Task: All of the data below must be repeated exactly.
##### Input data
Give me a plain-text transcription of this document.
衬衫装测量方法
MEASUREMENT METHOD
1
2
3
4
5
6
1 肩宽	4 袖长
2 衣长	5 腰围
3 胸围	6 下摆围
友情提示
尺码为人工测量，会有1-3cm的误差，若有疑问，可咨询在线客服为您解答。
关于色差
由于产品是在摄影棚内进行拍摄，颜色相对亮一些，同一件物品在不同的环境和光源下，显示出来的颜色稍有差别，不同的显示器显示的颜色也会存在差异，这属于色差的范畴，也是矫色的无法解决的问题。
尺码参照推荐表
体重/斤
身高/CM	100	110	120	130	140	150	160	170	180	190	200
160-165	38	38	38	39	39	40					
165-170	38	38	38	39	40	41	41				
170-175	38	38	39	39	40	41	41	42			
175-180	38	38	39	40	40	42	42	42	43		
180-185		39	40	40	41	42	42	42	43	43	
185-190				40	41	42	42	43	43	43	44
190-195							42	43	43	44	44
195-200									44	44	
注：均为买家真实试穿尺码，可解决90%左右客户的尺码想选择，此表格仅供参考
##########
Exercise response:
Give me a plain-text transcription of this document.
衬衫装测量方法
MEASUREMENT METHOD
1
2
3
4
5
6
1 肩宽	4 袖长
2 衣长	5 腰围
3 胸围	6 下摆围
友情提示
尺码为人工测量，会有1-3cm的误差，若有疑问，可咨询在线客服为您解答。
关于色差
由于产品是在摄影棚内进行拍摄，颜色相对亮一些，同一件物品在不同的环境和光源下，显示出来的颜色稍有差别，不同的显示器显示的颜色也会存在差异，这属于色差的范畴，也是矫色的无法解决的问题。
尺码参照推荐表
体重/斤
身高/CM	100	110	120	130	140	150	160	170	180	190	200
160-165	38	38	38	39	39	40					
165-170	38	38	38	39	40	41	41				
170-175	38	38	39	39	40	41	41	42			
175-180	38	38	39	40	40	42	42	42	43		
180-185		39	40	40	41	42	42	42	43	43	
185-190				40	41	42	42	43	43	43	44
190-195							42	43	43	44	44
195-200									44	44	
注：均为买家真实试穿尺码，可解决90%左右客户的尺码想选择，此表格仅供参考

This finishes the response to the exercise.